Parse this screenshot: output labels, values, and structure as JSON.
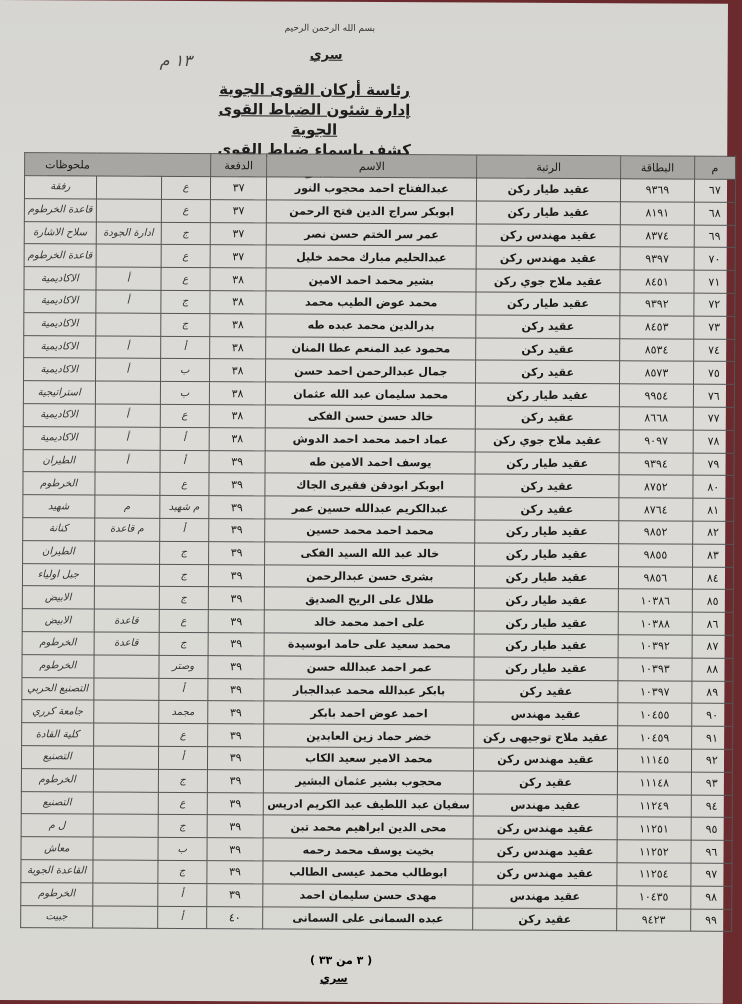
{
  "header": {
    "basmala": "بسم الله الرحمن الرحيم",
    "classification": "سري",
    "handwritten_ref": "١٣ م",
    "titles": [
      "رئاسة أركان القوى الجوية",
      "إدارة شئون الضباط القوى الجوية",
      "كشف باسماء ضباط القوى الجوية"
    ]
  },
  "table": {
    "columns": {
      "no": "م",
      "card": "البطاقة",
      "rank": "الرتبة",
      "name": "الاسم",
      "batch": "الدفعة",
      "remarks": "ملحوظات"
    },
    "rows": [
      {
        "no": "٦٧",
        "card": "٩٣٦٩",
        "rank": "عقيد طيار ركن",
        "name": "عبدالفتاح احمد محجوب النور",
        "batch": "٣٧",
        "h1": "ع",
        "h2": "",
        "h3": "رفقة"
      },
      {
        "no": "٦٨",
        "card": "٨١٩١",
        "rank": "عقيد طيار ركن",
        "name": "ابوبكر سراج الدين فتح الرحمن",
        "batch": "٣٧",
        "h1": "ع",
        "h2": "",
        "h3": "قاعدة الخرطوم"
      },
      {
        "no": "٦٩",
        "card": "٨٣٧٤",
        "rank": "عقيد مهندس ركن",
        "name": "عمر سر الختم حسن نصر",
        "batch": "٣٧",
        "h1": "ج",
        "h2": "ادارة الجودة",
        "h3": "سلاح الاشارة"
      },
      {
        "no": "٧٠",
        "card": "٩٣٩٧",
        "rank": "عقيد مهندس ركن",
        "name": "عبدالحليم مبارك محمد خليل",
        "batch": "٣٧",
        "h1": "ع",
        "h2": "",
        "h3": "قاعدة الخرطوم"
      },
      {
        "no": "٧١",
        "card": "٨٤٥١",
        "rank": "عقيد ملاح جوي ركن",
        "name": "بشير محمد احمد الامين",
        "batch": "٣٨",
        "h1": "ع",
        "h2": "أ",
        "h3": "الاكاديمية"
      },
      {
        "no": "٧٢",
        "card": "٩٣٩٢",
        "rank": "عقيد طيار ركن",
        "name": "محمد عوض الطيب محمد",
        "batch": "٣٨",
        "h1": "ج",
        "h2": "أ",
        "h3": "الاكاديمية"
      },
      {
        "no": "٧٣",
        "card": "٨٤٥٣",
        "rank": "عقيد ركن",
        "name": "بدرالدين محمد عبده طه",
        "batch": "٣٨",
        "h1": "ج",
        "h2": "",
        "h3": "الاكاديمية"
      },
      {
        "no": "٧٤",
        "card": "٨٥٣٤",
        "rank": "عقيد ركن",
        "name": "محمود عبد المنعم عطا المنان",
        "batch": "٣٨",
        "h1": "أ",
        "h2": "أ",
        "h3": "الاكاديمية"
      },
      {
        "no": "٧٥",
        "card": "٨٥٧٣",
        "rank": "عقيد ركن",
        "name": "جمال عبدالرحمن احمد حسن",
        "batch": "٣٨",
        "h1": "ب",
        "h2": "أ",
        "h3": "الاكاديمية"
      },
      {
        "no": "٧٦",
        "card": "٩٩٥٤",
        "rank": "عقيد طيار ركن",
        "name": "محمد سليمان عبد الله عثمان",
        "batch": "٣٨",
        "h1": "ب",
        "h2": "",
        "h3": "استراتيجية"
      },
      {
        "no": "٧٧",
        "card": "٨٦٦٨",
        "rank": "عقيد ركن",
        "name": "خالد حسن حسن الفكى",
        "batch": "٣٨",
        "h1": "ع",
        "h2": "أ",
        "h3": "الاكاديمية"
      },
      {
        "no": "٧٨",
        "card": "٩٠٩٧",
        "rank": "عقيد ملاح جوي ركن",
        "name": "عماد احمد محمد احمد الدوش",
        "batch": "٣٨",
        "h1": "أ",
        "h2": "أ",
        "h3": "الاكاديمية"
      },
      {
        "no": "٧٩",
        "card": "٩٣٩٤",
        "rank": "عقيد طيار ركن",
        "name": "يوسف احمد الامين طه",
        "batch": "٣٩",
        "h1": "أ",
        "h2": "أ",
        "h3": "الطيران"
      },
      {
        "no": "٨٠",
        "card": "٨٧٥٢",
        "rank": "عقيد ركن",
        "name": "ابوبكر ابودقن فقيرى الجاك",
        "batch": "٣٩",
        "h1": "ع",
        "h2": "",
        "h3": "الخرطوم"
      },
      {
        "no": "٨١",
        "card": "٨٧٦٤",
        "rank": "عقيد ركن",
        "name": "عبدالكريم عبدالله حسين عمر",
        "batch": "٣٩",
        "h1": "م شهيد",
        "h2": "م",
        "h3": "شهيد"
      },
      {
        "no": "٨٢",
        "card": "٩٨٥٢",
        "rank": "عقيد طيار ركن",
        "name": "محمد احمد محمد حسين",
        "batch": "٣٩",
        "h1": "أ",
        "h2": "م قاعدة",
        "h3": "كنانة"
      },
      {
        "no": "٨٣",
        "card": "٩٨٥٥",
        "rank": "عقيد طيار ركن",
        "name": "خالد عبد الله السيد الفكى",
        "batch": "٣٩",
        "h1": "ج",
        "h2": "",
        "h3": "الطيران"
      },
      {
        "no": "٨٤",
        "card": "٩٨٥٦",
        "rank": "عقيد طيار ركن",
        "name": "بشرى حسن عبدالرحمن",
        "batch": "٣٩",
        "h1": "ج",
        "h2": "",
        "h3": "جبل اولياء"
      },
      {
        "no": "٨٥",
        "card": "١٠٣٨٦",
        "rank": "عقيد طيار ركن",
        "name": "طلال على الريح الصديق",
        "batch": "٣٩",
        "h1": "ج",
        "h2": "",
        "h3": "الابيض"
      },
      {
        "no": "٨٦",
        "card": "١٠٣٨٨",
        "rank": "عقيد طيار ركن",
        "name": "على احمد محمد خالد",
        "batch": "٣٩",
        "h1": "ع",
        "h2": "قاعدة",
        "h3": "الابيض"
      },
      {
        "no": "٨٧",
        "card": "١٠٣٩٢",
        "rank": "عقيد طيار ركن",
        "name": "محمد سعيد على حامد ابوسيدة",
        "batch": "٣٩",
        "h1": "ج",
        "h2": "قاعدة",
        "h3": "الخرطوم"
      },
      {
        "no": "٨٨",
        "card": "١٠٣٩٣",
        "rank": "عقيد طيار ركن",
        "name": "عمر احمد عبدالله حسن",
        "batch": "٣٩",
        "h1": "وصتر",
        "h2": "",
        "h3": "الخرطوم"
      },
      {
        "no": "٨٩",
        "card": "١٠٣٩٧",
        "rank": "عقيد ركن",
        "name": "بابكر عبدالله محمد عبدالجبار",
        "batch": "٣٩",
        "h1": "أ",
        "h2": "",
        "h3": "التصنيع الحربي"
      },
      {
        "no": "٩٠",
        "card": "١٠٤٥٥",
        "rank": "عقيد مهندس",
        "name": "احمد عوض احمد بابكر",
        "batch": "٣٩",
        "h1": "مجمد",
        "h2": "",
        "h3": "جامعة كرري"
      },
      {
        "no": "٩١",
        "card": "١٠٤٥٩",
        "rank": "عقيد ملاح توجيهى ركن",
        "name": "خضر حماد زين العابدين",
        "batch": "٣٩",
        "h1": "ع",
        "h2": "",
        "h3": "كلية القادة"
      },
      {
        "no": "٩٢",
        "card": "١١١٤٥",
        "rank": "عقيد مهندس ركن",
        "name": "محمد الامير سعيد الكاب",
        "batch": "٣٩",
        "h1": "أ",
        "h2": "",
        "h3": "التصنيع"
      },
      {
        "no": "٩٣",
        "card": "١١١٤٨",
        "rank": "عقيد ركن",
        "name": "محجوب بشير عثمان البشير",
        "batch": "٣٩",
        "h1": "ج",
        "h2": "",
        "h3": "الخرطوم"
      },
      {
        "no": "٩٤",
        "card": "١١٢٤٩",
        "rank": "عقيد مهندس",
        "name": "سفيان عبد اللطيف عبد الكريم ادريس",
        "batch": "٣٩",
        "h1": "ع",
        "h2": "",
        "h3": "التصنيع"
      },
      {
        "no": "٩٥",
        "card": "١١٢٥١",
        "rank": "عقيد مهندس ركن",
        "name": "محى الدين ابراهيم محمد تبن",
        "batch": "٣٩",
        "h1": "ج",
        "h2": "",
        "h3": "ل م"
      },
      {
        "no": "٩٦",
        "card": "١١٢٥٢",
        "rank": "عقيد مهندس ركن",
        "name": "بخيت يوسف محمد رحمه",
        "batch": "٣٩",
        "h1": "ب",
        "h2": "",
        "h3": "معاش"
      },
      {
        "no": "٩٧",
        "card": "١١٢٥٤",
        "rank": "عقيد مهندس ركن",
        "name": "ابوطالب محمد عيسى الطالب",
        "batch": "٣٩",
        "h1": "ج",
        "h2": "",
        "h3": "القاعدة الجوية"
      },
      {
        "no": "٩٨",
        "card": "١٠٤٣٥",
        "rank": "عقيد مهندس",
        "name": "مهدى حسن سليمان احمد",
        "batch": "٣٩",
        "h1": "أ",
        "h2": "",
        "h3": "الخرطوم"
      },
      {
        "no": "٩٩",
        "card": "٩٤٢٣",
        "rank": "عقيد ركن",
        "name": "عبده السمانى على السمانى",
        "batch": "٤٠",
        "h1": "أ",
        "h2": "",
        "h3": "جبيت"
      }
    ]
  },
  "footer": {
    "page": "( ٣ من ٣٣ )",
    "classification": "سري"
  }
}
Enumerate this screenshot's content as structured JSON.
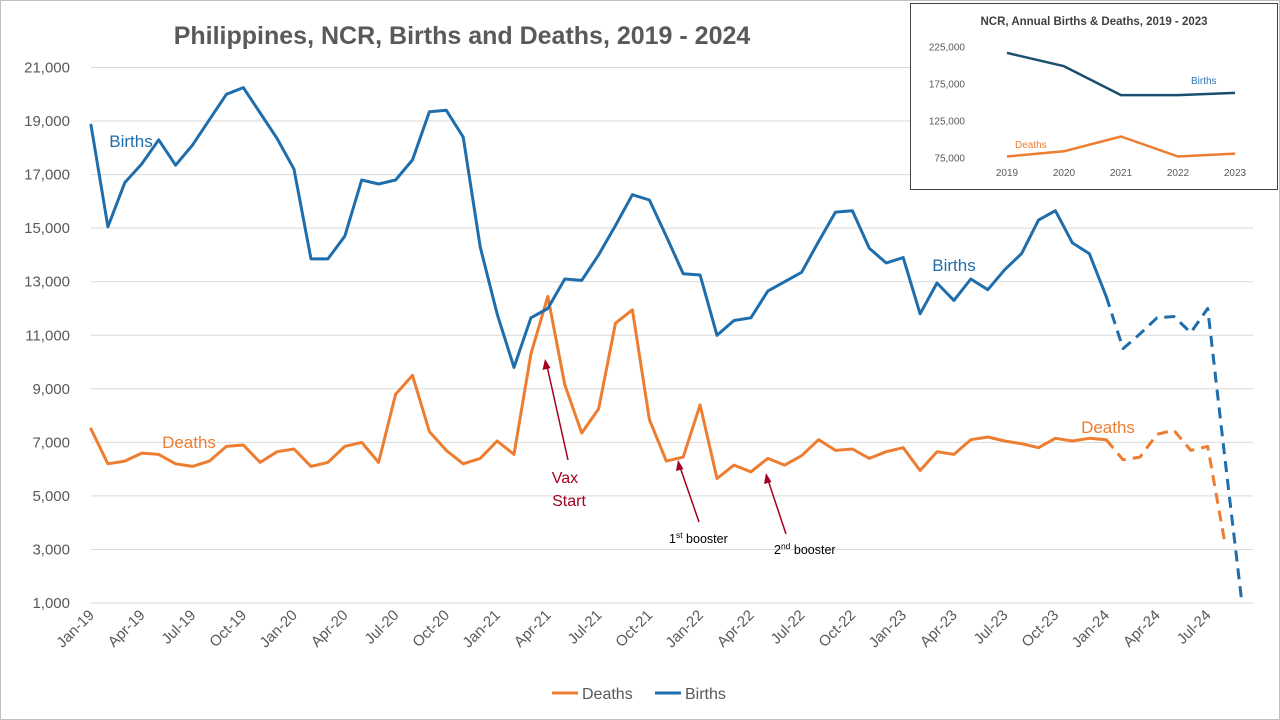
{
  "chart_data": [
    {
      "type": "line",
      "title": "Philippines, NCR, Births and Deaths, 2019 - 2024",
      "xlabel": "",
      "ylabel": "",
      "ylim": [
        1000,
        21000
      ],
      "y_ticks": [
        "1,000",
        "3,000",
        "5,000",
        "7,000",
        "9,000",
        "11,000",
        "13,000",
        "15,000",
        "17,000",
        "19,000",
        "21,000"
      ],
      "grid": "horizontal",
      "legend_position": "bottom",
      "x_ticks": [
        "Jan-19",
        "Apr-19",
        "Jul-19",
        "Oct-19",
        "Jan-20",
        "Apr-20",
        "Jul-20",
        "Oct-20",
        "Jan-21",
        "Apr-21",
        "Jul-21",
        "Oct-21",
        "Jan-22",
        "Apr-22",
        "Jul-22",
        "Oct-22",
        "Jan-23",
        "Apr-23",
        "Jul-23",
        "Oct-23",
        "Jan-24",
        "Apr-24",
        "Jul-24"
      ],
      "x": [
        "Jan-19",
        "Feb-19",
        "Mar-19",
        "Apr-19",
        "May-19",
        "Jun-19",
        "Jul-19",
        "Aug-19",
        "Sep-19",
        "Oct-19",
        "Nov-19",
        "Dec-19",
        "Jan-20",
        "Feb-20",
        "Mar-20",
        "Apr-20",
        "May-20",
        "Jun-20",
        "Jul-20",
        "Aug-20",
        "Sep-20",
        "Oct-20",
        "Nov-20",
        "Dec-20",
        "Jan-21",
        "Feb-21",
        "Mar-21",
        "Apr-21",
        "May-21",
        "Jun-21",
        "Jul-21",
        "Aug-21",
        "Sep-21",
        "Oct-21",
        "Nov-21",
        "Dec-21",
        "Jan-22",
        "Feb-22",
        "Mar-22",
        "Apr-22",
        "May-22",
        "Jun-22",
        "Jul-22",
        "Aug-22",
        "Sep-22",
        "Oct-22",
        "Nov-22",
        "Dec-22",
        "Jan-23",
        "Feb-23",
        "Mar-23",
        "Apr-23",
        "May-23",
        "Jun-23",
        "Jul-23",
        "Aug-23",
        "Sep-23",
        "Oct-23",
        "Nov-23",
        "Dec-23",
        "Jan-24",
        "Feb-24",
        "Mar-24",
        "Apr-24",
        "May-24",
        "Jun-24",
        "Jul-24",
        "Aug-24",
        "Sep-24"
      ],
      "series": [
        {
          "name": "Deaths",
          "color": "#ED7D31",
          "dashed_from": "Jan-24",
          "values": [
            7500,
            6200,
            6300,
            6600,
            6550,
            6200,
            6100,
            6300,
            6850,
            6900,
            6250,
            6650,
            6750,
            6100,
            6250,
            6850,
            7000,
            6250,
            8800,
            9500,
            7400,
            6700,
            6200,
            6400,
            7050,
            6550,
            10300,
            12450,
            9150,
            7350,
            8250,
            11450,
            11950,
            7850,
            6300,
            6450,
            8400,
            5650,
            6150,
            5900,
            6400,
            6150,
            6500,
            7100,
            6700,
            6750,
            6400,
            6650,
            6800,
            5950,
            6650,
            6550,
            7100,
            7200,
            7050,
            6950,
            6800,
            7150,
            7050,
            7150,
            7100,
            6350,
            6450,
            7300,
            7450,
            6700,
            6850,
            3300,
            null
          ],
          "labels": [
            "Deaths",
            "Deaths"
          ]
        },
        {
          "name": "Births",
          "color": "#1F6EAB",
          "dashed_from": "Jan-24",
          "values": [
            18850,
            15050,
            16700,
            17400,
            18300,
            17350,
            18100,
            19050,
            20000,
            20250,
            19300,
            18350,
            17200,
            13850,
            13850,
            14700,
            16800,
            16650,
            16800,
            17550,
            19350,
            19400,
            18400,
            14300,
            11800,
            9800,
            11650,
            12000,
            13100,
            13050,
            14000,
            15100,
            16250,
            16050,
            14700,
            13300,
            13250,
            11000,
            11550,
            11650,
            12650,
            13000,
            13350,
            14500,
            15600,
            15650,
            14250,
            13700,
            13900,
            11800,
            12950,
            12300,
            13100,
            12700,
            13450,
            14050,
            15300,
            15650,
            14450,
            14050,
            12450,
            10500,
            11050,
            11650,
            11700,
            11100,
            12000,
            6500,
            1100
          ],
          "labels": [
            "Births",
            "Births"
          ]
        }
      ],
      "annotations": [
        {
          "text_lines": [
            "Vax",
            "Start"
          ],
          "points_to": "Apr-21"
        },
        {
          "text": "1",
          "sup": "st",
          "rest": " booster",
          "points_to": "Dec-21"
        },
        {
          "text": "2",
          "sup": "nd",
          "rest": " booster",
          "points_to": "May-22"
        }
      ],
      "legend": [
        "Deaths",
        "Births"
      ]
    },
    {
      "type": "line",
      "title": "NCR, Annual Births & Deaths, 2019 - 2023",
      "categories": [
        "2019",
        "2020",
        "2021",
        "2022",
        "2023"
      ],
      "ylim": [
        75000,
        225000
      ],
      "y_ticks": [
        "75,000",
        "125,000",
        "175,000",
        "225,000"
      ],
      "grid": "none",
      "series": [
        {
          "name": "Births",
          "color": "#1B4F6E",
          "label_color": "#2E75B6",
          "values": [
            217000,
            199000,
            160000,
            160000,
            163000
          ]
        },
        {
          "name": "Deaths",
          "color": "#ED7D31",
          "values": [
            77000,
            84000,
            104000,
            77000,
            81000
          ]
        }
      ]
    }
  ],
  "annotation_color": "#A50021"
}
---------------
Stated problem -> Filter the records above and return every line that holds the word "classification".

Solution to this exercise ->
    "classification": "سري",
    "classification": "سري"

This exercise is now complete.